▶ EXERCISE DIRECTIONS
Report the number of lines where the string "泰州市模块化乙烯裂解炉工程技术研究中心" occurs, and write nothing else.

----------------------------------------

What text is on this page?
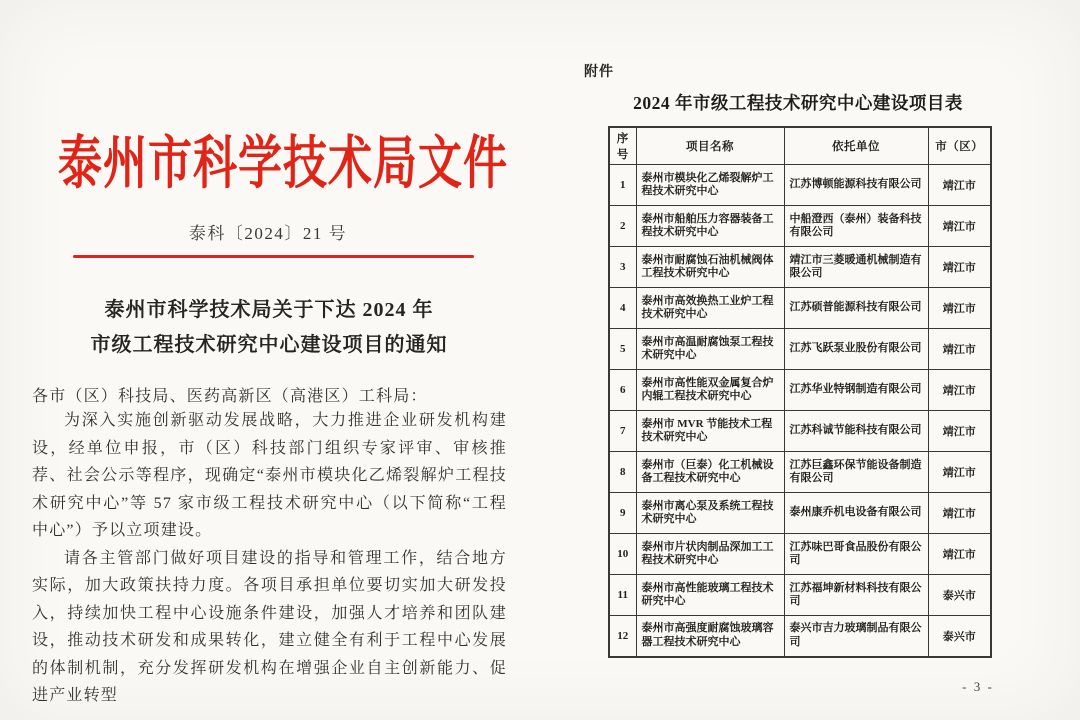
泰州市科学技术局文件
泰科〔2024〕21 号
泰州市科学技术局关于下达 2024 年
市级工程技术研究中心建设项目的通知
各市（区）科技局、医药高新区（高港区）工科局：

为深入实施创新驱动发展战略，大力推进企业研发机构建设，经单位申报，市（区）科技部门组织专家评审、审核推荐、社会公示等程序，现确定“泰州市模块化乙烯裂解炉工程技术研究中心”等 57 家市级工程技术研究中心（以下简称“工程中心”）予以立项建设。

请各主管部门做好项目建设的指导和管理工作，结合地方实际，加大政策扶持力度。各项目承担单位要切实加大研发投入，持续加快工程中心设施条件建设，加强人才培养和团队建设，推动技术研发和成果转化，建立健全有利于工程中心发展的体制机制，充分发挥研发机构在增强企业自主创新能力、促进产业转型

附件
2024 年市级工程技术研究中心建设项目表
序号	项目名称	依托单位	市（区）
1	泰州市模块化乙烯裂解炉工程技术研究中心	江苏博顿能源科技有限公司	靖江市
2	泰州市船舶压力容器装备工程技术研究中心	中船澄西（泰州）装备科技有限公司	靖江市
3	泰州市耐腐蚀石油机械阀体工程技术研究中心	靖江市三菱暖通机械制造有限公司	靖江市
4	泰州市高效换热工业炉工程技术研究中心	江苏硕普能源科技有限公司	靖江市
5	泰州市高温耐腐蚀泵工程技术研究中心	江苏飞跃泵业股份有限公司	靖江市
6	泰州市高性能双金属复合炉内辊工程技术研究中心	江苏华业特钢制造有限公司	靖江市
7	泰州市 MVR 节能技术工程技术研究中心	江苏科诚节能科技有限公司	靖江市
8	泰州市（巨泰）化工机械设备工程技术研究中心	江苏巨鑫环保节能设备制造有限公司	靖江市
9	泰州市离心泵及系统工程技术研究中心	泰州康乔机电设备有限公司	靖江市
10	泰州市片状肉制品深加工工程技术研究中心	江苏味巴哥食品股份有限公司	靖江市
11	泰州市高性能玻璃工程技术研究中心	江苏福坤新材料科技有限公司	泰兴市
12	泰州市高强度耐腐蚀玻璃容器工程技术研究中心	泰兴市吉力玻璃制品有限公司	泰兴市
- 3 -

----------------------------------------

▶ EXPECTED ANSWER
2